Each line below must be set down exactly; omit any image you find.

# # #

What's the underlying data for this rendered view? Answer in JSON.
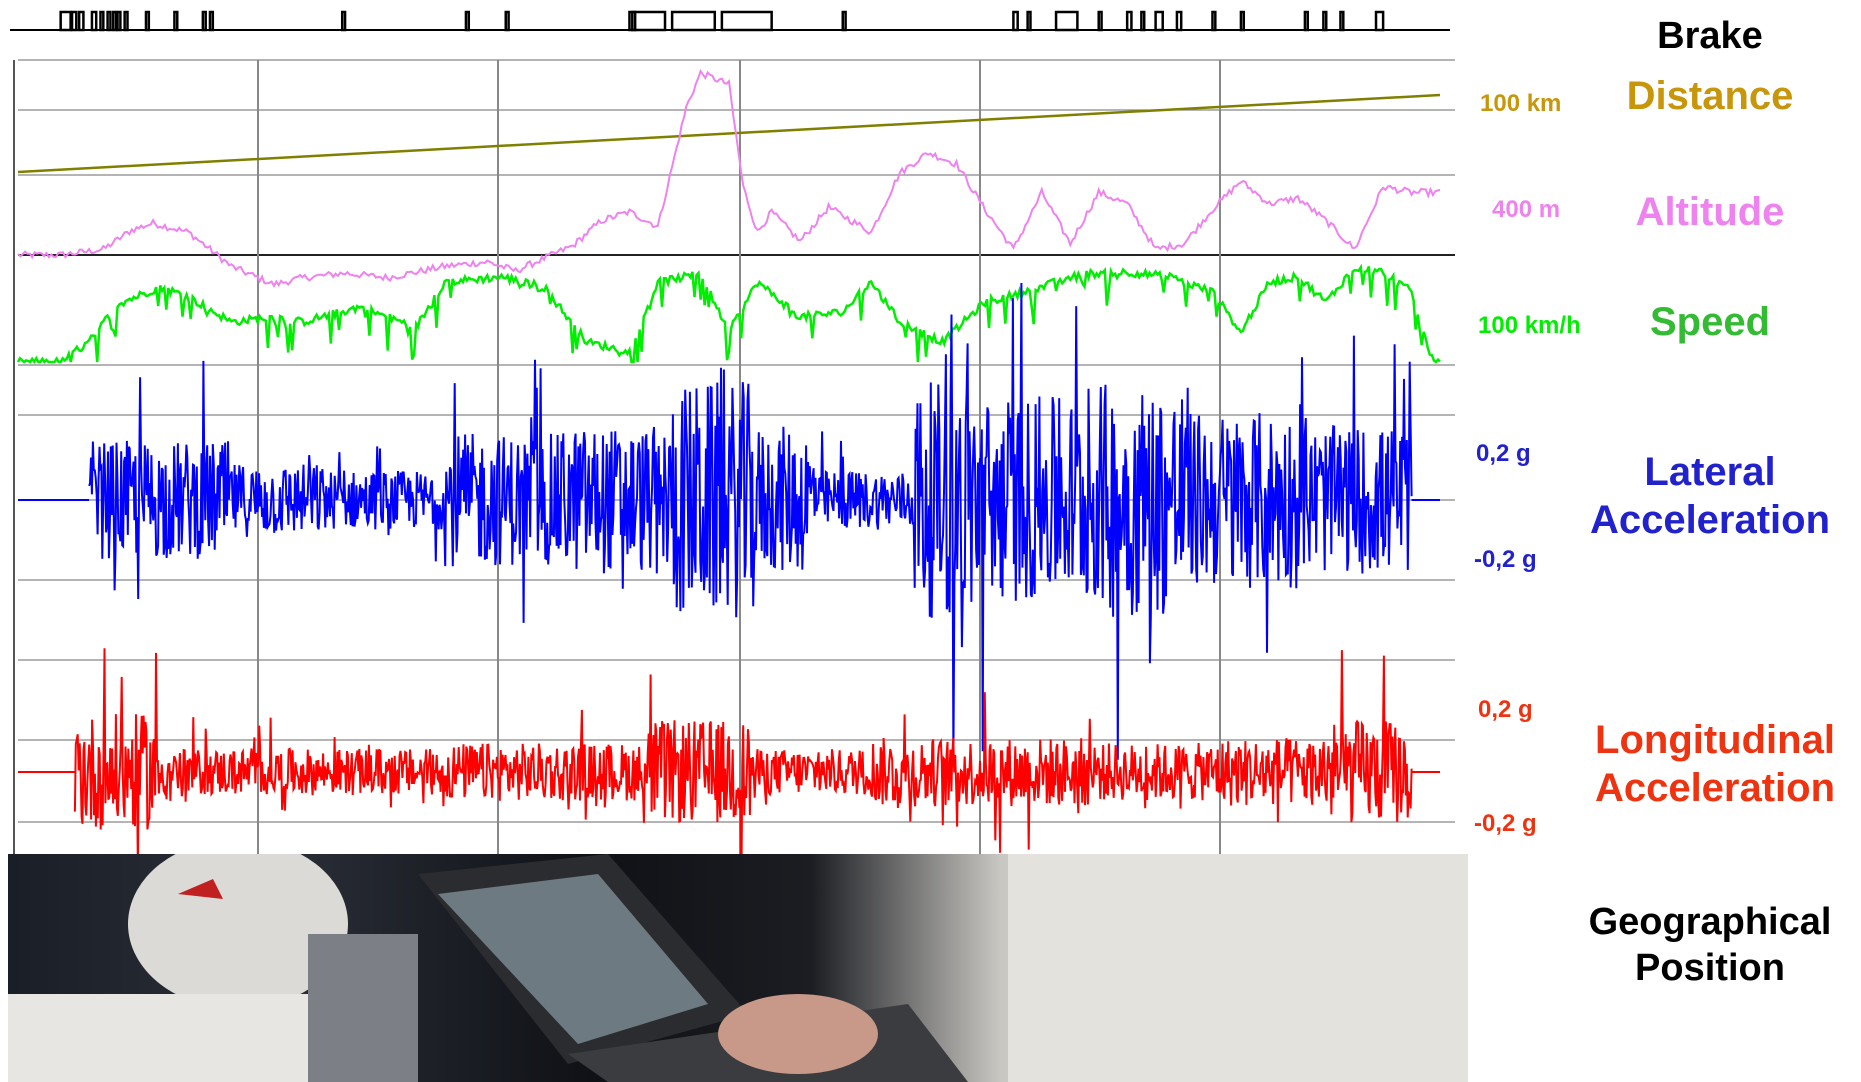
{
  "colors": {
    "brake": "#000000",
    "distance": "#808000",
    "distance_label": "#c8960a",
    "altitude": "#ee82ee",
    "speed": "#00ee00",
    "speed_label": "#33bb33",
    "lateral": "#0000ff",
    "lateral_label": "#2222cc",
    "longitudinal": "#ff0000",
    "longitudinal_label": "#ee3311",
    "grid": "#888888"
  },
  "labels": {
    "brake": "Brake",
    "distance": "Distance",
    "altitude": "Altitude",
    "speed": "Speed",
    "lateral_line1": "Lateral",
    "lateral_line2": "Acceleration",
    "longitudinal_line1": "Longitudinal",
    "longitudinal_line2": "Acceleration",
    "geo_line1": "Geographical",
    "geo_line2": "Position"
  },
  "units": {
    "distance": "100 km",
    "altitude": "400 m",
    "speed": "100 km/h",
    "lateral_pos": "0,2 g",
    "lateral_neg": "-0,2 g",
    "longitudinal_pos": "0,2 g",
    "longitudinal_neg": "-0,2 g"
  },
  "chart_data": {
    "type": "line",
    "x_range": [
      0,
      1
    ],
    "grid": true,
    "series": [
      {
        "name": "Brake",
        "type": "step",
        "on_intervals": [
          [
            0.03,
            0.037
          ],
          [
            0.038,
            0.041
          ],
          [
            0.043,
            0.046
          ],
          [
            0.052,
            0.055
          ],
          [
            0.058,
            0.06
          ],
          [
            0.063,
            0.065
          ],
          [
            0.067,
            0.069
          ],
          [
            0.07,
            0.072
          ],
          [
            0.075,
            0.077
          ],
          [
            0.09,
            0.092
          ],
          [
            0.11,
            0.112
          ],
          [
            0.13,
            0.132
          ],
          [
            0.135,
            0.137
          ],
          [
            0.228,
            0.23
          ],
          [
            0.315,
            0.317
          ],
          [
            0.343,
            0.345
          ],
          [
            0.432,
            0.434
          ],
          [
            0.43,
            0.455
          ],
          [
            0.46,
            0.49
          ],
          [
            0.495,
            0.53
          ],
          [
            0.58,
            0.582
          ],
          [
            0.7,
            0.703
          ],
          [
            0.71,
            0.712
          ],
          [
            0.73,
            0.745
          ],
          [
            0.76,
            0.762
          ],
          [
            0.78,
            0.783
          ],
          [
            0.79,
            0.792
          ],
          [
            0.8,
            0.805
          ],
          [
            0.815,
            0.818
          ],
          [
            0.84,
            0.842
          ],
          [
            0.86,
            0.862
          ],
          [
            0.905,
            0.907
          ],
          [
            0.918,
            0.92
          ],
          [
            0.93,
            0.932
          ],
          [
            0.955,
            0.96
          ]
        ]
      },
      {
        "name": "Distance",
        "x": [
          0,
          1
        ],
        "y": [
          0,
          100
        ]
      },
      {
        "name": "Altitude",
        "x": [
          0,
          0.03,
          0.06,
          0.08,
          0.095,
          0.12,
          0.15,
          0.18,
          0.2,
          0.23,
          0.26,
          0.3,
          0.33,
          0.35,
          0.37,
          0.39,
          0.41,
          0.43,
          0.45,
          0.47,
          0.48,
          0.5,
          0.51,
          0.52,
          0.53,
          0.55,
          0.57,
          0.6,
          0.62,
          0.64,
          0.66,
          0.68,
          0.7,
          0.72,
          0.74,
          0.76,
          0.78,
          0.8,
          0.82,
          0.84,
          0.86,
          0.88,
          0.9,
          0.92,
          0.94,
          0.96,
          0.98,
          1.0
        ],
        "y": [
          0,
          0,
          5,
          22,
          28,
          20,
          -10,
          -26,
          -20,
          -16,
          -20,
          -10,
          -6,
          -14,
          -3,
          8,
          30,
          38,
          25,
          130,
          160,
          150,
          60,
          20,
          38,
          12,
          42,
          20,
          72,
          90,
          80,
          40,
          5,
          55,
          10,
          55,
          45,
          5,
          10,
          40,
          65,
          45,
          50,
          30,
          5,
          60,
          55,
          55
        ]
      },
      {
        "name": "Speed",
        "x": [
          0,
          0.03,
          0.05,
          0.07,
          0.1,
          0.12,
          0.15,
          0.18,
          0.2,
          0.24,
          0.28,
          0.3,
          0.34,
          0.37,
          0.4,
          0.43,
          0.45,
          0.48,
          0.5,
          0.52,
          0.55,
          0.58,
          0.6,
          0.62,
          0.65,
          0.68,
          0.71,
          0.73,
          0.75,
          0.78,
          0.81,
          0.84,
          0.86,
          0.88,
          0.9,
          0.92,
          0.94,
          0.96,
          0.98,
          0.995
        ],
        "y": [
          0,
          0,
          20,
          58,
          75,
          65,
          40,
          45,
          40,
          55,
          35,
          80,
          85,
          75,
          20,
          10,
          80,
          88,
          30,
          80,
          45,
          50,
          80,
          40,
          20,
          60,
          70,
          80,
          88,
          90,
          85,
          70,
          30,
          80,
          85,
          60,
          95,
          90,
          70,
          0
        ]
      },
      {
        "name": "Lateral Acceleration",
        "burst_regions": [
          [
            0.05,
            0.15,
            0.08
          ],
          [
            0.15,
            0.22,
            0.05
          ],
          [
            0.22,
            0.3,
            0.04
          ],
          [
            0.3,
            0.38,
            0.09
          ],
          [
            0.38,
            0.46,
            0.1
          ],
          [
            0.46,
            0.52,
            0.16
          ],
          [
            0.52,
            0.56,
            0.1
          ],
          [
            0.56,
            0.63,
            0.04
          ],
          [
            0.63,
            0.68,
            0.16
          ],
          [
            0.68,
            0.76,
            0.14
          ],
          [
            0.76,
            0.82,
            0.16
          ],
          [
            0.82,
            0.9,
            0.12
          ],
          [
            0.9,
            0.98,
            0.1
          ]
        ]
      },
      {
        "name": "Longitudinal Acceleration",
        "burst_regions": [
          [
            0.04,
            0.1,
            0.1
          ],
          [
            0.1,
            0.3,
            0.04
          ],
          [
            0.3,
            0.38,
            0.05
          ],
          [
            0.38,
            0.44,
            0.05
          ],
          [
            0.44,
            0.52,
            0.09
          ],
          [
            0.52,
            0.6,
            0.04
          ],
          [
            0.6,
            0.68,
            0.06
          ],
          [
            0.68,
            0.76,
            0.06
          ],
          [
            0.76,
            0.84,
            0.05
          ],
          [
            0.84,
            0.92,
            0.06
          ],
          [
            0.92,
            0.98,
            0.09
          ]
        ]
      }
    ]
  }
}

# # #

* [Reply to the exercise]
What's the underlying data for this rendered view? Answer in JSON.
{
  "colors": {
    "brake": "#000000",
    "distance": "#808000",
    "distance_label": "#c8960a",
    "altitude": "#ee82ee",
    "speed": "#00ee00",
    "speed_label": "#33bb33",
    "lateral": "#0000ff",
    "lateral_label": "#2222cc",
    "longitudinal": "#ff0000",
    "longitudinal_label": "#ee3311",
    "grid": "#888888"
  },
  "labels": {
    "brake": "Brake",
    "distance": "Distance",
    "altitude": "Altitude",
    "speed": "Speed",
    "lateral_line1": "Lateral",
    "lateral_line2": "Acceleration",
    "longitudinal_line1": "Longitudinal",
    "longitudinal_line2": "Acceleration",
    "geo_line1": "Geographical",
    "geo_line2": "Position"
  },
  "units": {
    "distance": "100 km",
    "altitude": "400 m",
    "speed": "100 km/h",
    "lateral_pos": "0,2 g",
    "lateral_neg": "-0,2 g",
    "longitudinal_pos": "0,2 g",
    "longitudinal_neg": "-0,2 g"
  },
  "chart_data": {
    "type": "line",
    "x_range": [
      0,
      1
    ],
    "grid": true,
    "series": [
      {
        "name": "Brake",
        "type": "step",
        "on_intervals": [
          [
            0.03,
            0.037
          ],
          [
            0.038,
            0.041
          ],
          [
            0.043,
            0.046
          ],
          [
            0.052,
            0.055
          ],
          [
            0.058,
            0.06
          ],
          [
            0.063,
            0.065
          ],
          [
            0.067,
            0.069
          ],
          [
            0.07,
            0.072
          ],
          [
            0.075,
            0.077
          ],
          [
            0.09,
            0.092
          ],
          [
            0.11,
            0.112
          ],
          [
            0.13,
            0.132
          ],
          [
            0.135,
            0.137
          ],
          [
            0.228,
            0.23
          ],
          [
            0.315,
            0.317
          ],
          [
            0.343,
            0.345
          ],
          [
            0.432,
            0.434
          ],
          [
            0.43,
            0.455
          ],
          [
            0.46,
            0.49
          ],
          [
            0.495,
            0.53
          ],
          [
            0.58,
            0.582
          ],
          [
            0.7,
            0.703
          ],
          [
            0.71,
            0.712
          ],
          [
            0.73,
            0.745
          ],
          [
            0.76,
            0.762
          ],
          [
            0.78,
            0.783
          ],
          [
            0.79,
            0.792
          ],
          [
            0.8,
            0.805
          ],
          [
            0.815,
            0.818
          ],
          [
            0.84,
            0.842
          ],
          [
            0.86,
            0.862
          ],
          [
            0.905,
            0.907
          ],
          [
            0.918,
            0.92
          ],
          [
            0.93,
            0.932
          ],
          [
            0.955,
            0.96
          ]
        ]
      },
      {
        "name": "Distance",
        "x": [
          0,
          1
        ],
        "y": [
          0,
          100
        ]
      },
      {
        "name": "Altitude",
        "x": [
          0,
          0.03,
          0.06,
          0.08,
          0.095,
          0.12,
          0.15,
          0.18,
          0.2,
          0.23,
          0.26,
          0.3,
          0.33,
          0.35,
          0.37,
          0.39,
          0.41,
          0.43,
          0.45,
          0.47,
          0.48,
          0.5,
          0.51,
          0.52,
          0.53,
          0.55,
          0.57,
          0.6,
          0.62,
          0.64,
          0.66,
          0.68,
          0.7,
          0.72,
          0.74,
          0.76,
          0.78,
          0.8,
          0.82,
          0.84,
          0.86,
          0.88,
          0.9,
          0.92,
          0.94,
          0.96,
          0.98,
          1.0
        ],
        "y": [
          0,
          0,
          5,
          22,
          28,
          20,
          -10,
          -26,
          -20,
          -16,
          -20,
          -10,
          -6,
          -14,
          -3,
          8,
          30,
          38,
          25,
          130,
          160,
          150,
          60,
          20,
          38,
          12,
          42,
          20,
          72,
          90,
          80,
          40,
          5,
          55,
          10,
          55,
          45,
          5,
          10,
          40,
          65,
          45,
          50,
          30,
          5,
          60,
          55,
          55
        ]
      },
      {
        "name": "Speed",
        "x": [
          0,
          0.03,
          0.05,
          0.07,
          0.1,
          0.12,
          0.15,
          0.18,
          0.2,
          0.24,
          0.28,
          0.3,
          0.34,
          0.37,
          0.4,
          0.43,
          0.45,
          0.48,
          0.5,
          0.52,
          0.55,
          0.58,
          0.6,
          0.62,
          0.65,
          0.68,
          0.71,
          0.73,
          0.75,
          0.78,
          0.81,
          0.84,
          0.86,
          0.88,
          0.9,
          0.92,
          0.94,
          0.96,
          0.98,
          0.995
        ],
        "y": [
          0,
          0,
          20,
          58,
          75,
          65,
          40,
          45,
          40,
          55,
          35,
          80,
          85,
          75,
          20,
          10,
          80,
          88,
          30,
          80,
          45,
          50,
          80,
          40,
          20,
          60,
          70,
          80,
          88,
          90,
          85,
          70,
          30,
          80,
          85,
          60,
          95,
          90,
          70,
          0
        ]
      },
      {
        "name": "Lateral Acceleration",
        "burst_regions": [
          [
            0.05,
            0.15,
            0.08
          ],
          [
            0.15,
            0.22,
            0.05
          ],
          [
            0.22,
            0.3,
            0.04
          ],
          [
            0.3,
            0.38,
            0.09
          ],
          [
            0.38,
            0.46,
            0.1
          ],
          [
            0.46,
            0.52,
            0.16
          ],
          [
            0.52,
            0.56,
            0.1
          ],
          [
            0.56,
            0.63,
            0.04
          ],
          [
            0.63,
            0.68,
            0.16
          ],
          [
            0.68,
            0.76,
            0.14
          ],
          [
            0.76,
            0.82,
            0.16
          ],
          [
            0.82,
            0.9,
            0.12
          ],
          [
            0.9,
            0.98,
            0.1
          ]
        ]
      },
      {
        "name": "Longitudinal Acceleration",
        "burst_regions": [
          [
            0.04,
            0.1,
            0.1
          ],
          [
            0.1,
            0.3,
            0.04
          ],
          [
            0.3,
            0.38,
            0.05
          ],
          [
            0.38,
            0.44,
            0.05
          ],
          [
            0.44,
            0.52,
            0.09
          ],
          [
            0.52,
            0.6,
            0.04
          ],
          [
            0.6,
            0.68,
            0.06
          ],
          [
            0.68,
            0.76,
            0.06
          ],
          [
            0.76,
            0.84,
            0.05
          ],
          [
            0.84,
            0.92,
            0.06
          ],
          [
            0.92,
            0.98,
            0.09
          ]
        ]
      }
    ]
  }
}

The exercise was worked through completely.